__Provided records__
━━━━━━
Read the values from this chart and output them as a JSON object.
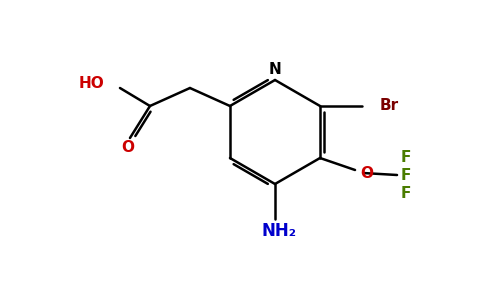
{
  "background_color": "#ffffff",
  "bond_color": "#000000",
  "label_NH2": "NH₂",
  "label_O": "O",
  "label_Br": "Br",
  "label_F1": "F",
  "label_F2": "F",
  "label_F3": "F",
  "label_HO": "HO",
  "label_O_carbonyl": "O",
  "label_N": "N",
  "color_NH2": "#0000cc",
  "color_O": "#cc0000",
  "color_Br": "#7a0000",
  "color_F": "#4a7c00",
  "color_HO": "#cc0000",
  "color_O_carbonyl": "#cc0000",
  "color_N": "#000000",
  "lw": 1.8
}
━━━━━━
__Written instruction__
Leave out every picture and copy the rest of the records exactly.

__Complete output__
Read the values from this chart and output them as a JSON object.
{
  "background_color": "#ffffff",
  "bond_color": "#000000",
  "label_NH2": "NH₂",
  "label_O": "O",
  "label_Br": "Br",
  "label_F1": "F",
  "label_F2": "F",
  "label_F3": "F",
  "label_HO": "HO",
  "label_O_carbonyl": "O",
  "label_N": "N",
  "color_NH2": "#0000cc",
  "color_O": "#cc0000",
  "color_Br": "#7a0000",
  "color_F": "#4a7c00",
  "color_HO": "#cc0000",
  "color_O_carbonyl": "#cc0000",
  "color_N": "#000000",
  "lw": 1.8
}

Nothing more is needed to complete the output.